*Problem description:*
State the number of lines that include the string "good", and write nothing else.

Recorded data
....
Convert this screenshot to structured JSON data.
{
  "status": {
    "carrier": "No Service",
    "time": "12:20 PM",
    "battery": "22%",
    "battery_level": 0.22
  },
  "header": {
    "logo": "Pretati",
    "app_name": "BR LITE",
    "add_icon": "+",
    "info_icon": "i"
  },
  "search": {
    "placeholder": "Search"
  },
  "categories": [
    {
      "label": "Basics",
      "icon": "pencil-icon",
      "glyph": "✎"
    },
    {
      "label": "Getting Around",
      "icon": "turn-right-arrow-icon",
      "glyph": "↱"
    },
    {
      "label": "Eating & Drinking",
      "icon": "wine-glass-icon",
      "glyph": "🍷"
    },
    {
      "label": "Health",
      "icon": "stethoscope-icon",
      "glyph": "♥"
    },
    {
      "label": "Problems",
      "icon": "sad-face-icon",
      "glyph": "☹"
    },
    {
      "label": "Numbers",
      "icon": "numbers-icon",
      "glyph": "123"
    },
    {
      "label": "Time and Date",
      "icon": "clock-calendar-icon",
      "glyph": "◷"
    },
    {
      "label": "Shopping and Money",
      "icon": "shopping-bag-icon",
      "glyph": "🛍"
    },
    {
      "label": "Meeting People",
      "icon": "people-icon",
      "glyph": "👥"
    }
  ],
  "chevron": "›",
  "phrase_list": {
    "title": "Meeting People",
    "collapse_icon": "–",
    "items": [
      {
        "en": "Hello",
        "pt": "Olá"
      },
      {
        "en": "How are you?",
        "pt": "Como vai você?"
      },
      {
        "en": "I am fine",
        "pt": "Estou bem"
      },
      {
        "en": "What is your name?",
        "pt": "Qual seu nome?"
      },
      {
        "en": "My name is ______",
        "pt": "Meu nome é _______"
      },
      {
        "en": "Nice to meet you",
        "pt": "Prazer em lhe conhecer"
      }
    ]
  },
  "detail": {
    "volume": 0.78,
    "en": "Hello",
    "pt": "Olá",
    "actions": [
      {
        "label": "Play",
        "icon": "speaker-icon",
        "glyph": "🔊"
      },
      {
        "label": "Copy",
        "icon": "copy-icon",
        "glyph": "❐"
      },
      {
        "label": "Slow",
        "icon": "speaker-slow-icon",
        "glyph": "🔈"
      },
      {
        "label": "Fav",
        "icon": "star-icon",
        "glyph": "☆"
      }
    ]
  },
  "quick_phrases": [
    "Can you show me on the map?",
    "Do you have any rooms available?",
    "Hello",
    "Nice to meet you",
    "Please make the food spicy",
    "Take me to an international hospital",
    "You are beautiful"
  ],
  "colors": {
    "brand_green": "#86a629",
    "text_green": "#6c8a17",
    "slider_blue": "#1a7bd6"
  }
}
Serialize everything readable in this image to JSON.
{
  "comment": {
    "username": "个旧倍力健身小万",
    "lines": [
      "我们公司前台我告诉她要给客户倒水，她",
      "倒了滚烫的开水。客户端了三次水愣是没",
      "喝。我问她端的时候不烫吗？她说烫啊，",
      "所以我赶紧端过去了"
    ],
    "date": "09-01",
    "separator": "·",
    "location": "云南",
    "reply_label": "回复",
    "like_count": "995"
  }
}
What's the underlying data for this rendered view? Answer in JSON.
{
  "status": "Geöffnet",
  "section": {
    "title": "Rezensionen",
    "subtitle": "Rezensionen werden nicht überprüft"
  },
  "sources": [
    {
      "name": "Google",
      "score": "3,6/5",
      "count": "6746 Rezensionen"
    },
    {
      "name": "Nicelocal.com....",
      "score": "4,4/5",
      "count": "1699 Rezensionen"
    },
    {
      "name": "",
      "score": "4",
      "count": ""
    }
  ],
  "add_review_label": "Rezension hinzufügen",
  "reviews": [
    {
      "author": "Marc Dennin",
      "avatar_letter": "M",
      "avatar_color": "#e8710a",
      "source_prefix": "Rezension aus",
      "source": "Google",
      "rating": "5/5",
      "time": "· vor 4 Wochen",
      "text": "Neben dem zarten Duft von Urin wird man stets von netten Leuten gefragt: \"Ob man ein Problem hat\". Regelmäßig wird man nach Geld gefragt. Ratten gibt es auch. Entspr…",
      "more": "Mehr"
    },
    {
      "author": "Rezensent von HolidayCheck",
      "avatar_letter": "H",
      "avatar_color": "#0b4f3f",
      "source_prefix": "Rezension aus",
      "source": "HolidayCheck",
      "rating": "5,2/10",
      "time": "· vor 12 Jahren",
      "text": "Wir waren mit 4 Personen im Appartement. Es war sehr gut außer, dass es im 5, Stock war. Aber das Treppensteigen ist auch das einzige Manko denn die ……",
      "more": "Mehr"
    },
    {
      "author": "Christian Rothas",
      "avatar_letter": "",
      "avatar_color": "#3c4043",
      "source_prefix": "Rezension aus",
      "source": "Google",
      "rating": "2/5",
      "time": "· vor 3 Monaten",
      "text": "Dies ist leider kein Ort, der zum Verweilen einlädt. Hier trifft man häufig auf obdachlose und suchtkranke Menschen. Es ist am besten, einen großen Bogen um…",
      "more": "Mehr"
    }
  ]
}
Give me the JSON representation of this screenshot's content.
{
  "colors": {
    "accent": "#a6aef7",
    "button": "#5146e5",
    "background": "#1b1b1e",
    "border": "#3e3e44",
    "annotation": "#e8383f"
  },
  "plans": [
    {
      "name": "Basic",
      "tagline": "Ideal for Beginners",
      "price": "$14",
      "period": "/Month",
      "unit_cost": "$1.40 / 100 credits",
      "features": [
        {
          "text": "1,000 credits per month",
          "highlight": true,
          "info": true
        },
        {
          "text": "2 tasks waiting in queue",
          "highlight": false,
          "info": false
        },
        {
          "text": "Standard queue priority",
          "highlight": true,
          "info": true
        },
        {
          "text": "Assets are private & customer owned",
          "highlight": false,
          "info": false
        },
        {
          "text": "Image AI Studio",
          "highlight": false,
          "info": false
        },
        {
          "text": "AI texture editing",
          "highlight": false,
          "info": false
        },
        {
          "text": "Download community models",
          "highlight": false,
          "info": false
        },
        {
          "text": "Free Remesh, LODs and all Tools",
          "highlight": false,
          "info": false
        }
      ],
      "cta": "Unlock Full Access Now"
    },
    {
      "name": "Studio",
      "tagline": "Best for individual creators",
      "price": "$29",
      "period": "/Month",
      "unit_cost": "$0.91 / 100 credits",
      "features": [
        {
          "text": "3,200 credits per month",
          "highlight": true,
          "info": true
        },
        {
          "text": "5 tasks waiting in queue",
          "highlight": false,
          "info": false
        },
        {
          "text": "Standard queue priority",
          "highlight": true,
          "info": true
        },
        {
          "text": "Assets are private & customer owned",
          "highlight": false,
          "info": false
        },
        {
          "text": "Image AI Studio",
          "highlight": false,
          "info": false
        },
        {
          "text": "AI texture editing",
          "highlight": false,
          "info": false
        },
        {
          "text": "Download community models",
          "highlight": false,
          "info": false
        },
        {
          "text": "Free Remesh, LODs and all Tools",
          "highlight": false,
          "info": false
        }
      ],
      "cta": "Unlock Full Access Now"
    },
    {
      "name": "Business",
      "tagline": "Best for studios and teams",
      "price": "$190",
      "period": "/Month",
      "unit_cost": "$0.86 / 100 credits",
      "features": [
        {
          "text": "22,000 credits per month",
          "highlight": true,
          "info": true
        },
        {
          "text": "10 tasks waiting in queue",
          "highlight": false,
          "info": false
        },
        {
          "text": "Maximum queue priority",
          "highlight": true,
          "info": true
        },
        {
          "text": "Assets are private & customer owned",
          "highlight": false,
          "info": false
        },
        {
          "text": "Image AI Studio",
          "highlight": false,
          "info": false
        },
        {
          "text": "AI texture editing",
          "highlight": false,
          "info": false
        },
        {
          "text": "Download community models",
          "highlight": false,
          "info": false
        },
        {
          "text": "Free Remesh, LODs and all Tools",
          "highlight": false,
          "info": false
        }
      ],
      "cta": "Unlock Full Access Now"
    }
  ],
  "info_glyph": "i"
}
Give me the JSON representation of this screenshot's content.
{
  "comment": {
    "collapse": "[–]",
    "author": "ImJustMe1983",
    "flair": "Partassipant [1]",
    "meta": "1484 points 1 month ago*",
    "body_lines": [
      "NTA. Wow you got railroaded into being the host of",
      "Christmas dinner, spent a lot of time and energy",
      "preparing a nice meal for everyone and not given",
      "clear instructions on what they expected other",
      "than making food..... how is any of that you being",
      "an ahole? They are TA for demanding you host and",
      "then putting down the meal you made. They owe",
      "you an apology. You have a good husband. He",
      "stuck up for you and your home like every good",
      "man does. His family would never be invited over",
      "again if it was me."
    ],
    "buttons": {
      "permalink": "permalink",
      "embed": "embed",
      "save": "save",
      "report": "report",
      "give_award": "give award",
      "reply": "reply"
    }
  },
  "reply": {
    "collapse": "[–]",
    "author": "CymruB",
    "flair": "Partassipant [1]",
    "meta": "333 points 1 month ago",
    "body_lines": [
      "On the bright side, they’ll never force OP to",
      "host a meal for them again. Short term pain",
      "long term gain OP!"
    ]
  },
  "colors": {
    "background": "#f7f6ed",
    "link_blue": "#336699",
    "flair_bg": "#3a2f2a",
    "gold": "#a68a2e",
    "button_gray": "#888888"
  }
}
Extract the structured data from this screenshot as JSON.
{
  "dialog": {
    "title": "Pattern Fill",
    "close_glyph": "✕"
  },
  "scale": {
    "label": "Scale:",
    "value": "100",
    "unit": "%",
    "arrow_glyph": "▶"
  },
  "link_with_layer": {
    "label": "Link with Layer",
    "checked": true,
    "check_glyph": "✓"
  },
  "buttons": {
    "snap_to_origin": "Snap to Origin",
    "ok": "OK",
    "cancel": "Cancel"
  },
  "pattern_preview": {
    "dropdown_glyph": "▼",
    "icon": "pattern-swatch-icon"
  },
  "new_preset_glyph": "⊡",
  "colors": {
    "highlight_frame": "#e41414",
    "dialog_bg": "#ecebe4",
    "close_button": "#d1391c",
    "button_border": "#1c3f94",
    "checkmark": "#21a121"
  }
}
....
*Solution:*
2